[start of Extracted information]
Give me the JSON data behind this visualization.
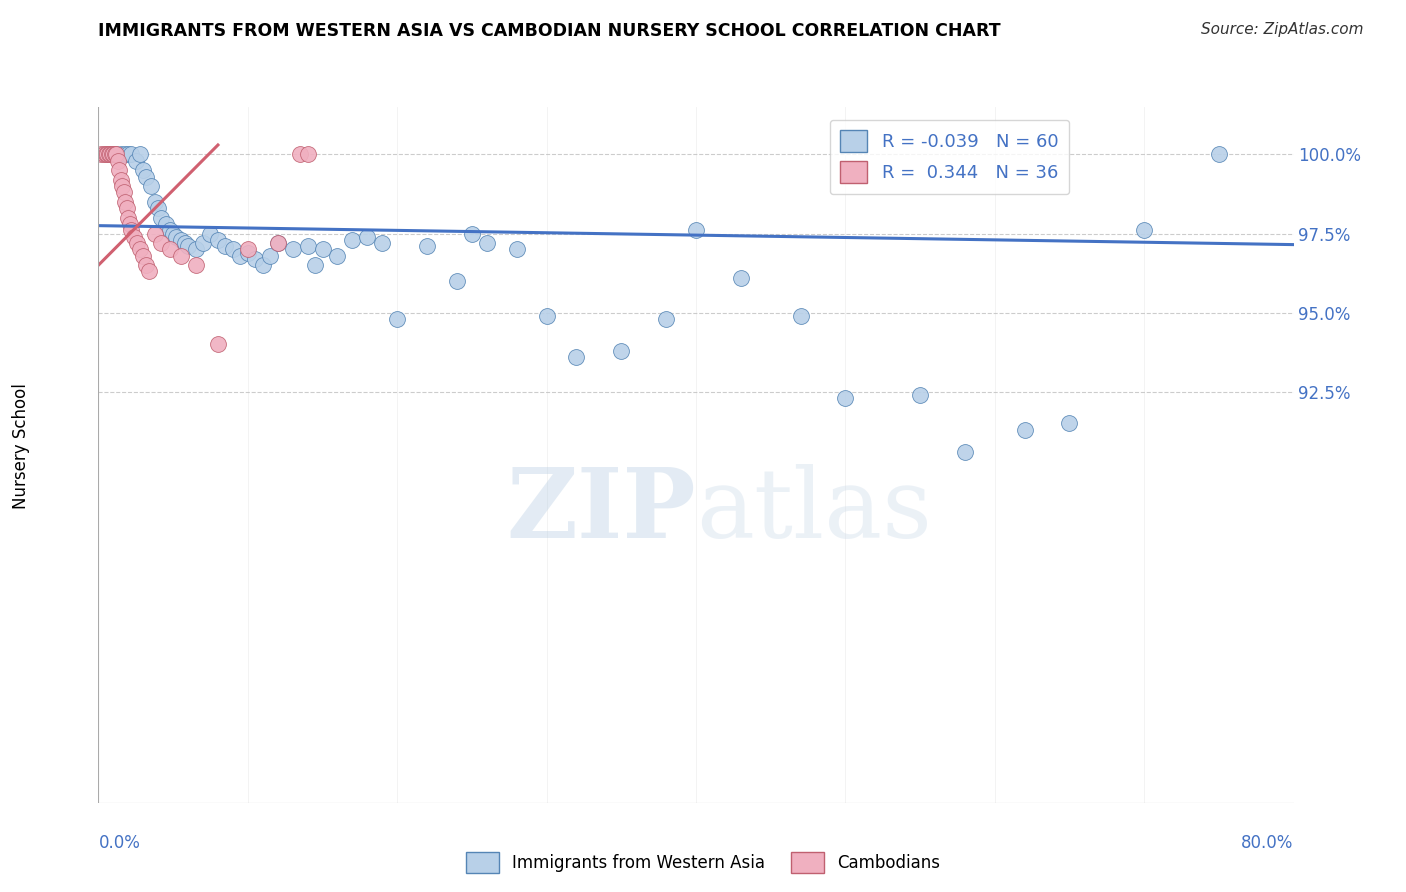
{
  "title": "IMMIGRANTS FROM WESTERN ASIA VS CAMBODIAN NURSERY SCHOOL CORRELATION CHART",
  "source": "Source: ZipAtlas.com",
  "ylabel": "Nursery School",
  "xmin": 0.0,
  "xmax": 80.0,
  "ymin": 79.5,
  "ymax": 101.5,
  "ytick_positions": [
    92.5,
    95.0,
    97.5,
    100.0
  ],
  "ytick_labels": [
    "92.5%",
    "95.0%",
    "97.5%",
    "100.0%"
  ],
  "legend_blue_r": "R = -0.039",
  "legend_blue_n": "N = 60",
  "legend_pink_r": "R =  0.344",
  "legend_pink_n": "N = 36",
  "blue_fill": "#b8d0e8",
  "blue_edge": "#5585b5",
  "blue_line": "#4472c4",
  "pink_fill": "#f0b0c0",
  "pink_edge": "#c06070",
  "pink_line": "#d06070",
  "axis_color": "#4472c4",
  "grid_color": "#c0c0c0",
  "watermark_zip": "ZIP",
  "watermark_atlas": "atlas",
  "blue_x": [
    1.2,
    1.5,
    1.8,
    2.0,
    2.2,
    2.5,
    2.8,
    3.0,
    3.2,
    3.5,
    3.8,
    4.0,
    4.2,
    4.5,
    4.8,
    5.0,
    5.2,
    5.5,
    5.8,
    6.0,
    6.5,
    7.0,
    7.5,
    8.0,
    8.5,
    9.0,
    9.5,
    10.0,
    10.5,
    11.0,
    11.5,
    12.0,
    13.0,
    14.0,
    14.5,
    15.0,
    16.0,
    17.0,
    18.0,
    19.0,
    20.0,
    22.0,
    24.0,
    25.0,
    26.0,
    28.0,
    30.0,
    32.0,
    35.0,
    38.0,
    40.0,
    43.0,
    47.0,
    50.0,
    55.0,
    58.0,
    62.0,
    65.0,
    70.0,
    75.0
  ],
  "blue_y": [
    100.0,
    100.0,
    100.0,
    100.0,
    100.0,
    99.8,
    100.0,
    99.5,
    99.3,
    99.0,
    98.5,
    98.3,
    98.0,
    97.8,
    97.6,
    97.5,
    97.4,
    97.3,
    97.2,
    97.1,
    97.0,
    97.2,
    97.5,
    97.3,
    97.1,
    97.0,
    96.8,
    96.9,
    96.7,
    96.5,
    96.8,
    97.2,
    97.0,
    97.1,
    96.5,
    97.0,
    96.8,
    97.3,
    97.4,
    97.2,
    94.8,
    97.1,
    96.0,
    97.5,
    97.2,
    97.0,
    94.9,
    93.6,
    93.8,
    94.8,
    97.6,
    96.1,
    94.9,
    92.3,
    92.4,
    90.6,
    91.3,
    91.5,
    97.6,
    100.0
  ],
  "pink_x": [
    0.2,
    0.4,
    0.5,
    0.6,
    0.7,
    0.8,
    0.9,
    1.0,
    1.1,
    1.2,
    1.3,
    1.4,
    1.5,
    1.6,
    1.7,
    1.8,
    1.9,
    2.0,
    2.1,
    2.2,
    2.4,
    2.6,
    2.8,
    3.0,
    3.2,
    3.4,
    3.8,
    4.2,
    4.8,
    5.5,
    6.5,
    8.0,
    10.0,
    12.0,
    13.5,
    14.0
  ],
  "pink_y": [
    100.0,
    100.0,
    100.0,
    100.0,
    100.0,
    100.0,
    100.0,
    100.0,
    100.0,
    100.0,
    99.8,
    99.5,
    99.2,
    99.0,
    98.8,
    98.5,
    98.3,
    98.0,
    97.8,
    97.6,
    97.4,
    97.2,
    97.0,
    96.8,
    96.5,
    96.3,
    97.5,
    97.2,
    97.0,
    96.8,
    96.5,
    94.0,
    97.0,
    97.2,
    100.0,
    100.0
  ],
  "blue_trend_x0": 0.0,
  "blue_trend_y0": 97.75,
  "blue_trend_x1": 80.0,
  "blue_trend_y1": 97.15,
  "pink_trend_x0": 0.0,
  "pink_trend_y0": 96.5,
  "pink_trend_x1": 8.0,
  "pink_trend_y1": 100.3
}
[end of Extracted information]
▶ _Stated problem_
Take the records above and transcribe them exactly, dropping every picture.

▶ _Result_
Give me the JSON data behind this visualization.
{
  "title": "IMMIGRANTS FROM WESTERN ASIA VS CAMBODIAN NURSERY SCHOOL CORRELATION CHART",
  "source": "Source: ZipAtlas.com",
  "ylabel": "Nursery School",
  "xmin": 0.0,
  "xmax": 80.0,
  "ymin": 79.5,
  "ymax": 101.5,
  "ytick_positions": [
    92.5,
    95.0,
    97.5,
    100.0
  ],
  "ytick_labels": [
    "92.5%",
    "95.0%",
    "97.5%",
    "100.0%"
  ],
  "legend_blue_r": "R = -0.039",
  "legend_blue_n": "N = 60",
  "legend_pink_r": "R =  0.344",
  "legend_pink_n": "N = 36",
  "blue_fill": "#b8d0e8",
  "blue_edge": "#5585b5",
  "blue_line": "#4472c4",
  "pink_fill": "#f0b0c0",
  "pink_edge": "#c06070",
  "pink_line": "#d06070",
  "axis_color": "#4472c4",
  "grid_color": "#c0c0c0",
  "watermark_zip": "ZIP",
  "watermark_atlas": "atlas",
  "blue_x": [
    1.2,
    1.5,
    1.8,
    2.0,
    2.2,
    2.5,
    2.8,
    3.0,
    3.2,
    3.5,
    3.8,
    4.0,
    4.2,
    4.5,
    4.8,
    5.0,
    5.2,
    5.5,
    5.8,
    6.0,
    6.5,
    7.0,
    7.5,
    8.0,
    8.5,
    9.0,
    9.5,
    10.0,
    10.5,
    11.0,
    11.5,
    12.0,
    13.0,
    14.0,
    14.5,
    15.0,
    16.0,
    17.0,
    18.0,
    19.0,
    20.0,
    22.0,
    24.0,
    25.0,
    26.0,
    28.0,
    30.0,
    32.0,
    35.0,
    38.0,
    40.0,
    43.0,
    47.0,
    50.0,
    55.0,
    58.0,
    62.0,
    65.0,
    70.0,
    75.0
  ],
  "blue_y": [
    100.0,
    100.0,
    100.0,
    100.0,
    100.0,
    99.8,
    100.0,
    99.5,
    99.3,
    99.0,
    98.5,
    98.3,
    98.0,
    97.8,
    97.6,
    97.5,
    97.4,
    97.3,
    97.2,
    97.1,
    97.0,
    97.2,
    97.5,
    97.3,
    97.1,
    97.0,
    96.8,
    96.9,
    96.7,
    96.5,
    96.8,
    97.2,
    97.0,
    97.1,
    96.5,
    97.0,
    96.8,
    97.3,
    97.4,
    97.2,
    94.8,
    97.1,
    96.0,
    97.5,
    97.2,
    97.0,
    94.9,
    93.6,
    93.8,
    94.8,
    97.6,
    96.1,
    94.9,
    92.3,
    92.4,
    90.6,
    91.3,
    91.5,
    97.6,
    100.0
  ],
  "pink_x": [
    0.2,
    0.4,
    0.5,
    0.6,
    0.7,
    0.8,
    0.9,
    1.0,
    1.1,
    1.2,
    1.3,
    1.4,
    1.5,
    1.6,
    1.7,
    1.8,
    1.9,
    2.0,
    2.1,
    2.2,
    2.4,
    2.6,
    2.8,
    3.0,
    3.2,
    3.4,
    3.8,
    4.2,
    4.8,
    5.5,
    6.5,
    8.0,
    10.0,
    12.0,
    13.5,
    14.0
  ],
  "pink_y": [
    100.0,
    100.0,
    100.0,
    100.0,
    100.0,
    100.0,
    100.0,
    100.0,
    100.0,
    100.0,
    99.8,
    99.5,
    99.2,
    99.0,
    98.8,
    98.5,
    98.3,
    98.0,
    97.8,
    97.6,
    97.4,
    97.2,
    97.0,
    96.8,
    96.5,
    96.3,
    97.5,
    97.2,
    97.0,
    96.8,
    96.5,
    94.0,
    97.0,
    97.2,
    100.0,
    100.0
  ],
  "blue_trend_x0": 0.0,
  "blue_trend_y0": 97.75,
  "blue_trend_x1": 80.0,
  "blue_trend_y1": 97.15,
  "pink_trend_x0": 0.0,
  "pink_trend_y0": 96.5,
  "pink_trend_x1": 8.0,
  "pink_trend_y1": 100.3
}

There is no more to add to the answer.